BEGIN Data section

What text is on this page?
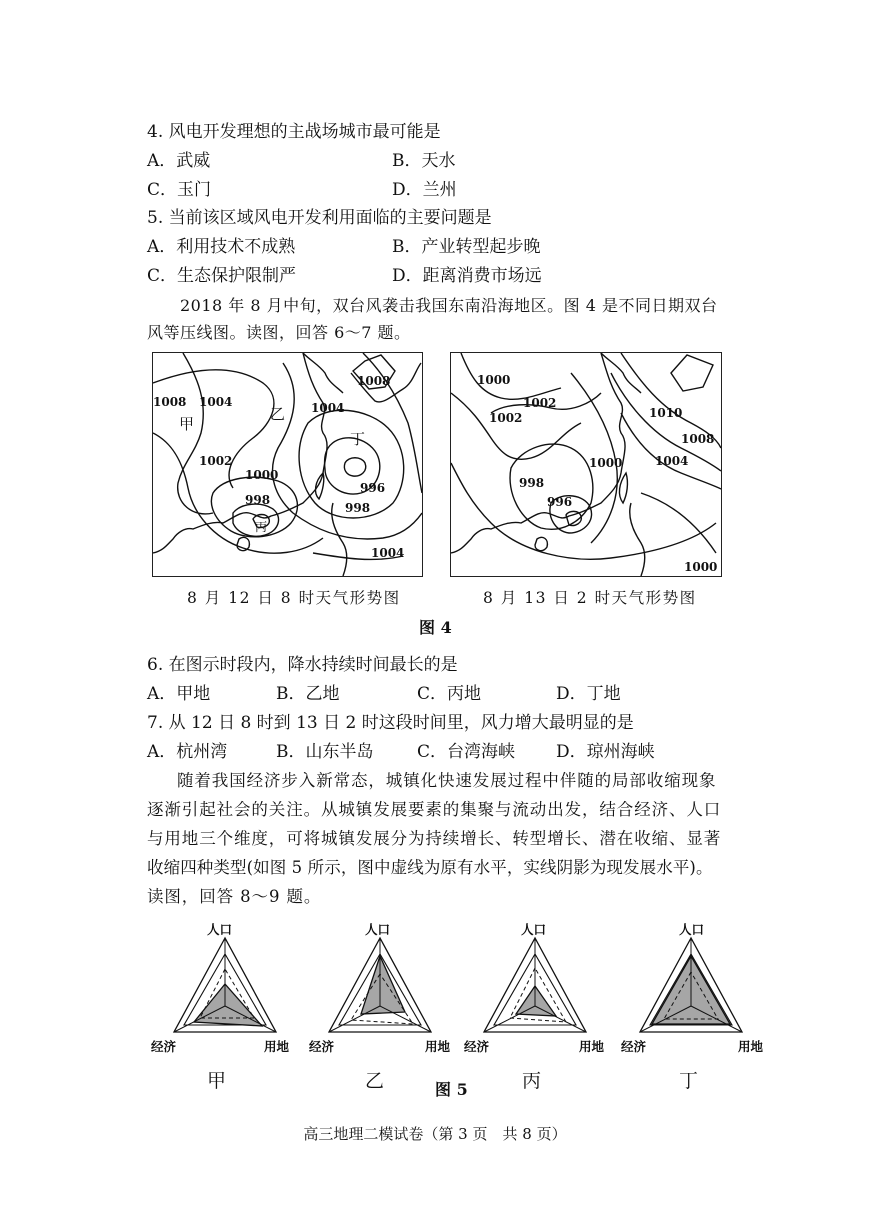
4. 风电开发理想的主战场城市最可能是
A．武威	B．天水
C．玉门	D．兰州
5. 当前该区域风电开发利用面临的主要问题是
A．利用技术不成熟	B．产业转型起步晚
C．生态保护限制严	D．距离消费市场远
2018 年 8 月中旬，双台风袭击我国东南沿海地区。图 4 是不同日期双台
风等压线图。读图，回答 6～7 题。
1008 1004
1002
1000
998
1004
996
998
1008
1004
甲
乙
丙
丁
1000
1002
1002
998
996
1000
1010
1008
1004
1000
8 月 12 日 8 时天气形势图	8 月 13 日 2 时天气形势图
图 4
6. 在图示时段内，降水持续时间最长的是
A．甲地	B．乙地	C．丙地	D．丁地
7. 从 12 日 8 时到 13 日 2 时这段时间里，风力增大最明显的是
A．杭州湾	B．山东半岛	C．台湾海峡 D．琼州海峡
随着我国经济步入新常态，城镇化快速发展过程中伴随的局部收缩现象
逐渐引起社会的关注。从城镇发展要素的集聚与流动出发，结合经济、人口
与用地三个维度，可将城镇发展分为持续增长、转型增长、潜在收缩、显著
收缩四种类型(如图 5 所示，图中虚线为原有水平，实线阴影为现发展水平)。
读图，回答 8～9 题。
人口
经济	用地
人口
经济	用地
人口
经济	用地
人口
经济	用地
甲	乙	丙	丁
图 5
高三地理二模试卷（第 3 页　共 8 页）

END Data section

# Requirements
Write the listing out a second time exactly, dropping all images.

# The response
What text is on this page?
4. 风电开发理想的主战场城市最可能是
A．武威	B．天水
C．玉门	D．兰州
5. 当前该区域风电开发利用面临的主要问题是
A．利用技术不成熟	B．产业转型起步晚
C．生态保护限制严	D．距离消费市场远
2018 年 8 月中旬，双台风袭击我国东南沿海地区。图 4 是不同日期双台
风等压线图。读图，回答 6～7 题。
1008 1004
1002
1000
998
1004
996
998
1008
1004
甲
乙
丙
丁
1000
1002
1002
998
996
1000
1010
1008
1004
1000
8 月 12 日 8 时天气形势图	8 月 13 日 2 时天气形势图
图 4
6. 在图示时段内，降水持续时间最长的是
A．甲地	B．乙地	C．丙地	D．丁地
7. 从 12 日 8 时到 13 日 2 时这段时间里，风力增大最明显的是
A．杭州湾	B．山东半岛	C．台湾海峡 D．琼州海峡
随着我国经济步入新常态，城镇化快速发展过程中伴随的局部收缩现象
逐渐引起社会的关注。从城镇发展要素的集聚与流动出发，结合经济、人口
与用地三个维度，可将城镇发展分为持续增长、转型增长、潜在收缩、显著
收缩四种类型(如图 5 所示，图中虚线为原有水平，实线阴影为现发展水平)。
读图，回答 8～9 题。
人口
经济	用地
人口
经济	用地
人口
经济	用地
人口
经济	用地
甲	乙	丙	丁
图 5
高三地理二模试卷（第 3 页　共 8 页）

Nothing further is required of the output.